--- start of RAW DATA ---
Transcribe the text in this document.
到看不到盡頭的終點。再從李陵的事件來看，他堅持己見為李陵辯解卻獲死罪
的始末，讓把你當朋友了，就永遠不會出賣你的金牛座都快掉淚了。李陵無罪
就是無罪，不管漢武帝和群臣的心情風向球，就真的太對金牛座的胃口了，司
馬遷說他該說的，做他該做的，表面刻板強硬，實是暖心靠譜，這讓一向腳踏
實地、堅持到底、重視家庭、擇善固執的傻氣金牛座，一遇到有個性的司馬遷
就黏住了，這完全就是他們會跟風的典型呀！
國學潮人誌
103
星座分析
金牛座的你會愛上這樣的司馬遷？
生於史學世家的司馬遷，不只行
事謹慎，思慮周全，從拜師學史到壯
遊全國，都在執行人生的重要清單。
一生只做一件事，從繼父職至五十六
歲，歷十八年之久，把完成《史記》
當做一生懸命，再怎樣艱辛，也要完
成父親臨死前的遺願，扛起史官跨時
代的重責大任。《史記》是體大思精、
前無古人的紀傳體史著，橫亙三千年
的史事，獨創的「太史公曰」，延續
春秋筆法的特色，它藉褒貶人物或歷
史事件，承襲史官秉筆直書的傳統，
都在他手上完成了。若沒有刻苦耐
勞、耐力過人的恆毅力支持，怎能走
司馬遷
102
--- end of RAW DATA ---
DIRECTIVE:
Please output the complete data exactly.

SOLUTION TO THIS PROBLEM:
Transcribe the text in this document.
到看不到盡頭的終點。再從李陵的事件來看，他堅持己見為李陵辯解卻獲死罪
的始末，讓把你當朋友了，就永遠不會出賣你的金牛座都快掉淚了。李陵無罪
就是無罪，不管漢武帝和群臣的心情風向球，就真的太對金牛座的胃口了，司
馬遷說他該說的，做他該做的，表面刻板強硬，實是暖心靠譜，這讓一向腳踏
實地、堅持到底、重視家庭、擇善固執的傻氣金牛座，一遇到有個性的司馬遷
就黏住了，這完全就是他們會跟風的典型呀！
國學潮人誌
103
星座分析
金牛座的你會愛上這樣的司馬遷？
生於史學世家的司馬遷，不只行
事謹慎，思慮周全，從拜師學史到壯
遊全國，都在執行人生的重要清單。
一生只做一件事，從繼父職至五十六
歲，歷十八年之久，把完成《史記》
當做一生懸命，再怎樣艱辛，也要完
成父親臨死前的遺願，扛起史官跨時
代的重責大任。《史記》是體大思精、
前無古人的紀傳體史著，橫亙三千年
的史事，獨創的「太史公曰」，延續
春秋筆法的特色，它藉褒貶人物或歷
史事件，承襲史官秉筆直書的傳統，
都在他手上完成了。若沒有刻苦耐
勞、耐力過人的恆毅力支持，怎能走
司馬遷
102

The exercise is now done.